▸ **DO THIS**: All of the data should be repeated exactly; pictures are not part of the copy.

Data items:

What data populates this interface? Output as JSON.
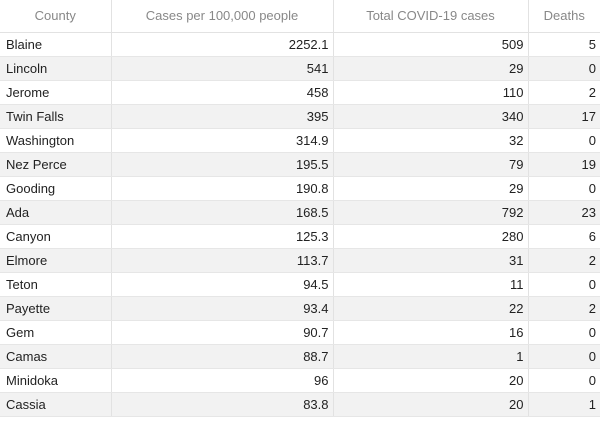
{
  "table": {
    "headers": [
      "County",
      "Cases per 100,000 people",
      "Total COVID-19 cases",
      "Deaths"
    ],
    "rows": [
      [
        "Blaine",
        "2252.1",
        "509",
        "5"
      ],
      [
        "Lincoln",
        "541",
        "29",
        "0"
      ],
      [
        "Jerome",
        "458",
        "110",
        "2"
      ],
      [
        "Twin Falls",
        "395",
        "340",
        "17"
      ],
      [
        "Washington",
        "314.9",
        "32",
        "0"
      ],
      [
        "Nez Perce",
        "195.5",
        "79",
        "19"
      ],
      [
        "Gooding",
        "190.8",
        "29",
        "0"
      ],
      [
        "Ada",
        "168.5",
        "792",
        "23"
      ],
      [
        "Canyon",
        "125.3",
        "280",
        "6"
      ],
      [
        "Elmore",
        "113.7",
        "31",
        "2"
      ],
      [
        "Teton",
        "94.5",
        "11",
        "0"
      ],
      [
        "Payette",
        "93.4",
        "22",
        "2"
      ],
      [
        "Gem",
        "90.7",
        "16",
        "0"
      ],
      [
        "Camas",
        "88.7",
        "1",
        "0"
      ],
      [
        "Minidoka",
        "96",
        "20",
        "0"
      ],
      [
        "Cassia",
        "83.8",
        "20",
        "1"
      ]
    ]
  }
}
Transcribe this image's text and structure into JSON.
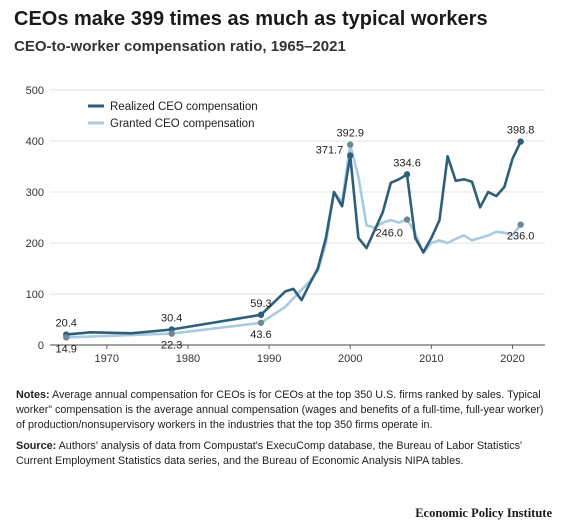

▸ **SOLUTION BELOW**:
What data populates this interface? Output as JSON.
{
  "table": {
    "headers": [
      "County",
      "Cases per 100,000 people",
      "Total COVID-19 cases",
      "Deaths"
    ],
    "rows": [
      [
        "Blaine",
        "2252.1",
        "509",
        "5"
      ],
      [
        "Lincoln",
        "541",
        "29",
        "0"
      ],
      [
        "Jerome",
        "458",
        "110",
        "2"
      ],
      [
        "Twin Falls",
        "395",
        "340",
        "17"
      ],
      [
        "Washington",
        "314.9",
        "32",
        "0"
      ],
      [
        "Nez Perce",
        "195.5",
        "79",
        "19"
      ],
      [
        "Gooding",
        "190.8",
        "29",
        "0"
      ],
      [
        "Ada",
        "168.5",
        "792",
        "23"
      ],
      [
        "Canyon",
        "125.3",
        "280",
        "6"
      ],
      [
        "Elmore",
        "113.7",
        "31",
        "2"
      ],
      [
        "Teton",
        "94.5",
        "11",
        "0"
      ],
      [
        "Payette",
        "93.4",
        "22",
        "2"
      ],
      [
        "Gem",
        "90.7",
        "16",
        "0"
      ],
      [
        "Camas",
        "88.7",
        "1",
        "0"
      ],
      [
        "Minidoka",
        "96",
        "20",
        "0"
      ],
      [
        "Cassia",
        "83.8",
        "20",
        "1"
      ]
    ]
  }
}
Transcribe this image's text and structure into JSON.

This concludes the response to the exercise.